Breaking

Kamis, 04 Oktober 2018

Edisi ke 13 : Menggugah Nilai-nilai Ilahiyah Yang Hampir Pudar Pada Karakteristik Ekonomi Keluarga Muslim


 Sumber gambar www.google.com

Fenomena modernisasi lifestyle masyarakat Indonesia diawali dengan sejarah globalisasi dan kapitalisme ekonomi yang ditandai dengan hegemonisasi food (makanan), fun (hiburan), fashion (mode), dan thought (pemikiran). 

Hegemonisasi tersebut seperti menjamurnya pusat perbelanjaan modern, industri waktu luang, industri fashion, industri kecantikan, industri gosip, real estate, gencarnya iklan barang-barang mewah, kegandrungan terhadap merk asing, fast food, handphone dan tidak ketinggalan serbuan gaya hidup melalui industri iklan dan tayangan televisi. 

Era tersebut berusaha mendefinisikan mengenai sikap, nilai-nilai kekayaan, serta posisi sosial individu di masyarakatbahkan menjadi sebuah doktrin, produk paten, tantangan dan lebih parahnya lagi ancaman bagi keluarga muslim.
 
Modernisasi lifestyle juga merupakan era terjadinya perubahan-perubahan nilai pada masyarakat yang dipengaruhi oleh budaya barat, sehingga menyebabkan benturan-benturan antara ideologi tersebut dengan ideologi agama. 

Budaya individualisme, konsumerisme, hedonisme dan materialisme telah menjadi bagian dari ideologi barat untuk menggeser karakter pada ekonomi keluarga muslim yang dilandasi dengan hidup mewah dan congkak, gengsi, konsumsi pamer dan profit oriented yang bertujuan mendapatkan kepuasan semata serta kurang mempertimbangkan dari aspek maslahah sekaligus manfaatnya.

********

> **Instruksi Anda**:
Sebutkan semua budaya yang menurut teks bacaan telah menjadi bagian dari ideologi barat.

********

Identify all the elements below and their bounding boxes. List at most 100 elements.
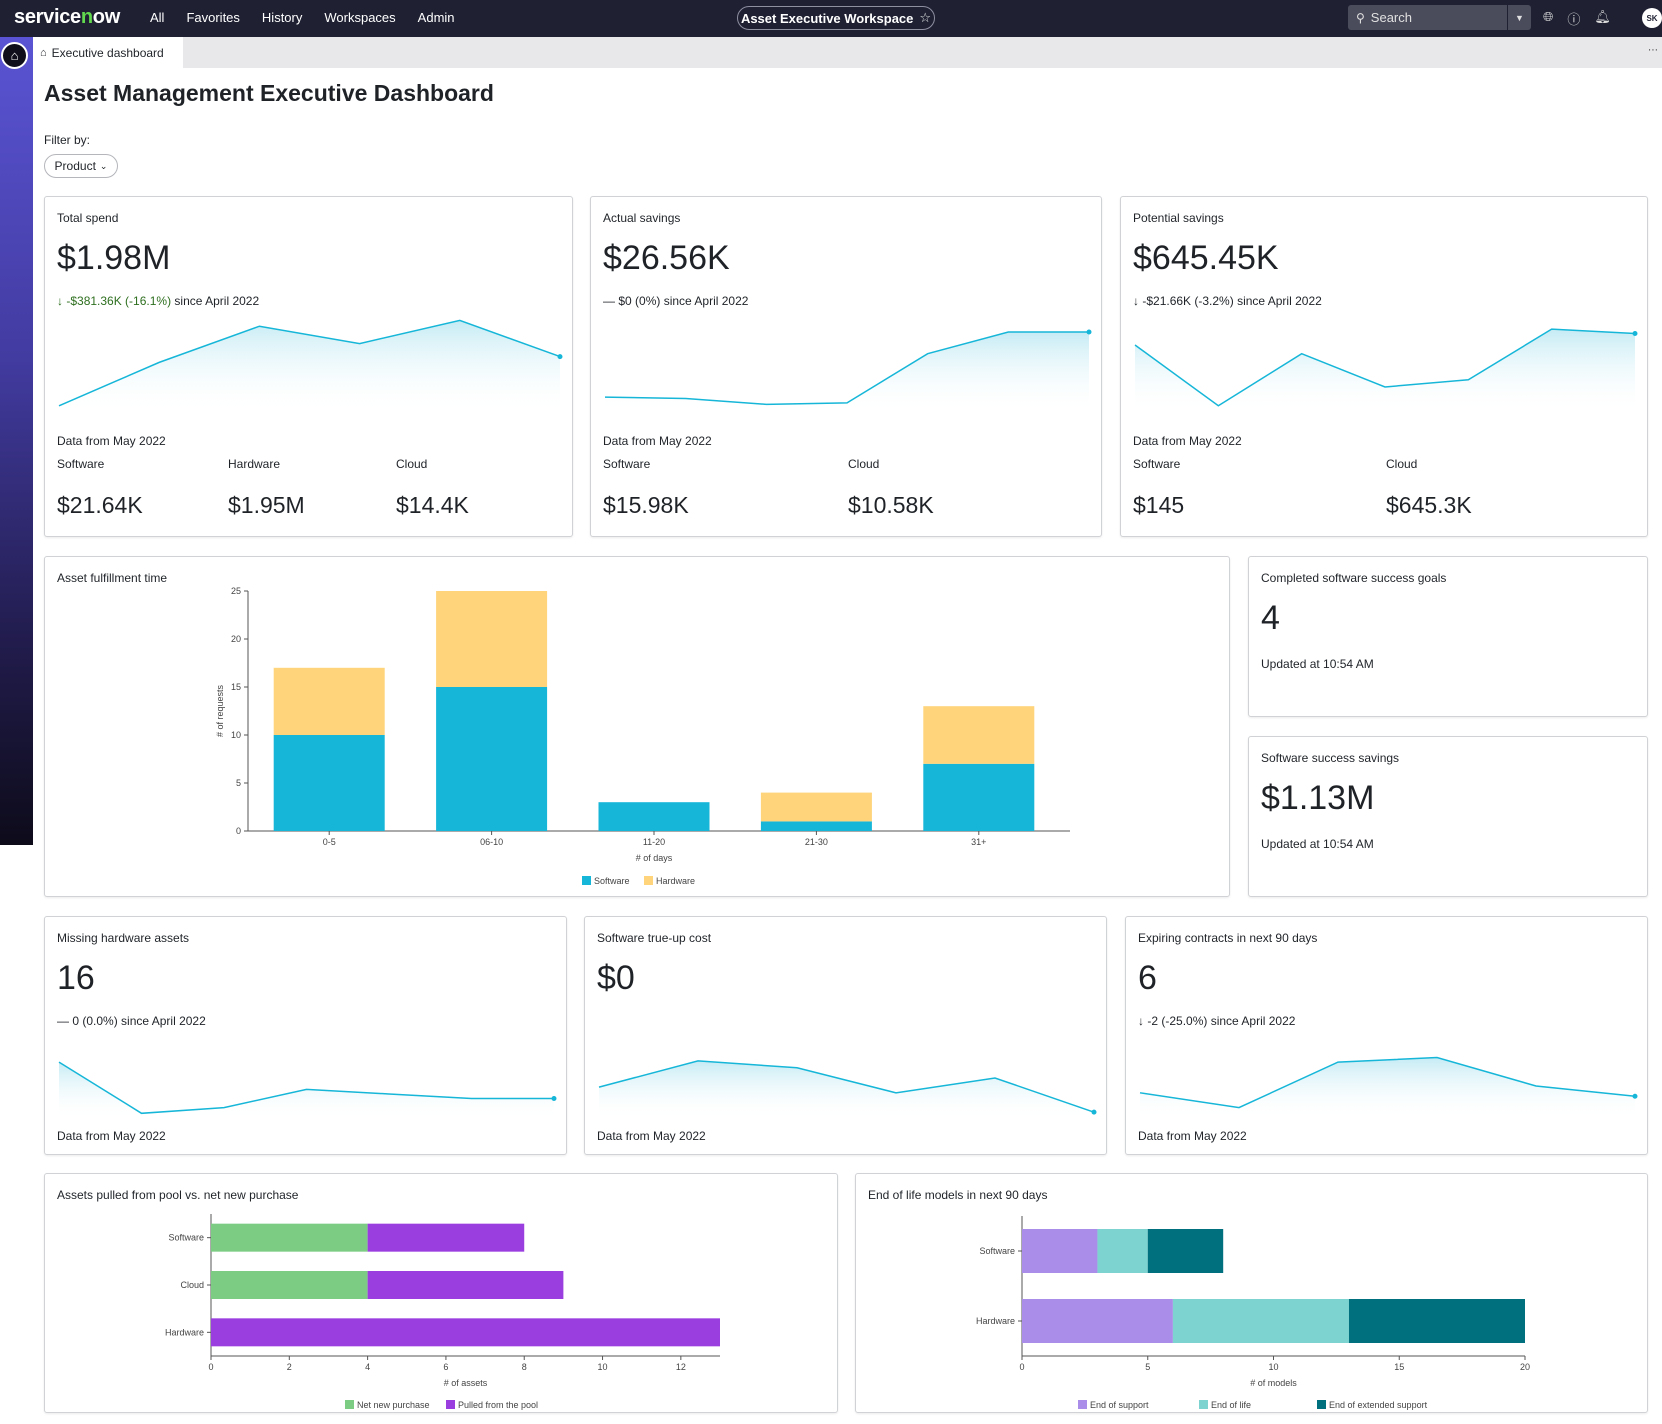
- kpi-delta: ↓ -2 (-25.0%) since April 2022: [1138, 1014, 1295, 1028]
- y-tick-label: 10: [231, 730, 241, 740]
- kpi-value: 6: [1138, 959, 1157, 997]
- legend-label: Net new purchase: [357, 1400, 430, 1410]
- updated-time: Updated at 10:54 AM: [1261, 657, 1374, 671]
- delta-value: -2 (-25.0%): [1147, 1014, 1208, 1028]
- servicenow-logo[interactable]: servicenow: [14, 6, 120, 28]
- x-tick-label: 31+: [971, 837, 986, 847]
- dash-icon: —: [57, 1014, 69, 1028]
- sparkline-end-point: [557, 354, 563, 360]
- card-title: Total spend: [57, 211, 119, 225]
- chevron-down-icon: ⌄: [99, 160, 108, 171]
- card-title: Expiring contracts in next 90 days: [1138, 931, 1318, 945]
- x-axis-label: # of models: [1250, 1378, 1297, 1388]
- card-title: End of life models in next 90 days: [868, 1188, 1048, 1202]
- kpi-delta: — 0 (0.0%) since April 2022: [57, 1014, 206, 1028]
- end-of-life-card[interactable]: End of life models in next 90 days 0 5 10 1…: [855, 1173, 1648, 1413]
- search-scope-dropdown-icon[interactable]: ▼: [1507, 5, 1531, 30]
- asset-fulfillment-card[interactable]: Asset fulfillment time 0 5 10 15 20 25 0-5 06-1…: [44, 556, 1230, 897]
- kpi-value: $1.13M: [1261, 779, 1375, 817]
- home-small-icon: ⌂: [40, 46, 47, 59]
- updated-time: Updated at 10:54 AM: [1261, 837, 1374, 851]
- completed-goals-card[interactable]: Completed software success goals 4 Updat…: [1248, 556, 1648, 717]
- nav-history[interactable]: History: [261, 10, 303, 25]
- card-title: Assets pulled from pool vs. net new purc…: [57, 1188, 299, 1202]
- workspace-selector[interactable]: Asset Executive Workspace ☆: [737, 6, 935, 30]
- x-tick-label: 8: [522, 1362, 527, 1372]
- tab-strip: ⌂ Executive dashboard ⋯: [33, 37, 1662, 68]
- delta-value: 0 (0.0%): [72, 1014, 118, 1028]
- actual-savings-card[interactable]: Actual savings $26.56K — $0 (0%) since A…: [590, 196, 1102, 537]
- bar-software: [923, 763, 1035, 831]
- pool-vs-purchase-card[interactable]: Assets pulled from pool vs. net new purc…: [44, 1173, 838, 1413]
- arrow-down-icon: ↓: [1138, 1014, 1144, 1028]
- nav-favorites[interactable]: Favorites: [186, 10, 240, 25]
- sparkline-line: [58, 1061, 554, 1115]
- sparkline-line: [598, 1060, 1095, 1113]
- x-tick-label: 20: [1520, 1362, 1530, 1372]
- x-tick-label: 0-5: [323, 837, 336, 847]
- expiring-contracts-card[interactable]: Expiring contracts in next 90 days 6 ↓ -…: [1125, 916, 1648, 1155]
- sparkline-line: [1134, 328, 1636, 407]
- kpi-value: $645.45K: [1133, 239, 1279, 277]
- bar-segment: [1348, 1299, 1525, 1343]
- legend-label: End of extended support: [1329, 1400, 1428, 1410]
- bar-segment: [211, 1271, 368, 1299]
- search-icon: ⚲: [1356, 10, 1365, 25]
- globe-icon[interactable]: 🌐︎: [1543, 9, 1554, 24]
- sparkline-end-point: [1632, 1093, 1638, 1099]
- delta-since: since April 2022: [117, 1014, 206, 1028]
- x-tick-label: 2: [287, 1362, 292, 1372]
- sparkline: [604, 329, 1092, 413]
- sparkline: [58, 319, 563, 413]
- bar-software: [598, 802, 710, 831]
- global-search[interactable]: ⚲ Search ▼: [1348, 5, 1531, 30]
- tab-label: Executive dashboard: [51, 45, 164, 60]
- sparkline-line: [58, 319, 561, 407]
- delta-since: since April 2022: [171, 294, 260, 308]
- y-tick-label: Software: [979, 1246, 1015, 1256]
- y-tick-label: 20: [231, 634, 241, 644]
- sparkline: [1139, 1056, 1638, 1119]
- home-icon[interactable]: ⌂: [1, 42, 28, 69]
- breakdown-label: Cloud: [1386, 457, 1418, 471]
- card-title: Actual savings: [603, 211, 681, 225]
- legend-label: End of life: [1211, 1400, 1251, 1410]
- bar-segment: [211, 1223, 368, 1252]
- total-spend-card[interactable]: Total spend $1.98M ↓ -$381.36K (-16.1%) …: [44, 196, 573, 537]
- breakdown-label: Hardware: [228, 457, 281, 471]
- more-icon[interactable]: ⋯: [1648, 45, 1658, 56]
- x-tick-label: 21-30: [805, 837, 828, 847]
- bar-hardware: [760, 792, 872, 822]
- sparkline-area: [599, 1060, 1094, 1119]
- help-icon[interactable]: ⓘ: [1567, 12, 1581, 27]
- dash-icon: —: [603, 294, 615, 308]
- nav-all[interactable]: All: [150, 10, 165, 25]
- card-title: Software true-up cost: [597, 931, 712, 945]
- sparkline-area: [1135, 329, 1635, 413]
- delta-since: since April 2022: [660, 294, 749, 308]
- bell-icon[interactable]: 🔔︎: [1594, 9, 1611, 24]
- avatar[interactable]: SK: [1642, 8, 1662, 28]
- breakdown-label: Cloud: [848, 457, 880, 471]
- missing-hardware-card[interactable]: Missing hardware assets 16 — 0 (0.0%) si…: [44, 916, 567, 1155]
- star-icon[interactable]: ☆: [919, 10, 932, 25]
- product-filter-button[interactable]: Product ⌄: [44, 154, 118, 178]
- bar-segment: [1172, 1299, 1349, 1343]
- card-title: Software success savings: [1261, 751, 1400, 765]
- breakdown-label: Cloud: [396, 457, 428, 471]
- x-tick-label: 0: [208, 1362, 213, 1372]
- trueup-cost-card[interactable]: Software true-up cost $0 Data from May 2…: [584, 916, 1107, 1155]
- top-navigation: servicenow All Favorites History Workspa…: [0, 0, 1662, 37]
- search-input[interactable]: Search: [1370, 10, 1412, 25]
- tab-executive-dashboard[interactable]: ⌂ Executive dashboard: [33, 37, 183, 68]
- legend-swatch: [1199, 1400, 1208, 1409]
- filter-label: Filter by:: [44, 133, 91, 147]
- delta-since: since April 2022: [1207, 1014, 1296, 1028]
- y-tick-label: Cloud: [180, 1280, 204, 1290]
- software-savings-card[interactable]: Software success savings $1.13M Updated …: [1248, 736, 1648, 897]
- potential-savings-card[interactable]: Potential savings $645.45K ↓ -$21.66K (-…: [1120, 196, 1648, 537]
- sparkline-line: [1139, 1056, 1636, 1109]
- nav-workspaces[interactable]: Workspaces: [324, 10, 396, 25]
- nav-admin[interactable]: Admin: [417, 10, 455, 25]
- bar-segment: [1147, 1229, 1224, 1273]
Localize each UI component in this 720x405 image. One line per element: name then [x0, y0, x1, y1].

********

> **Hasil Tugas**:
Individualisme, konsumerisme, hedonisme, dan materialisme.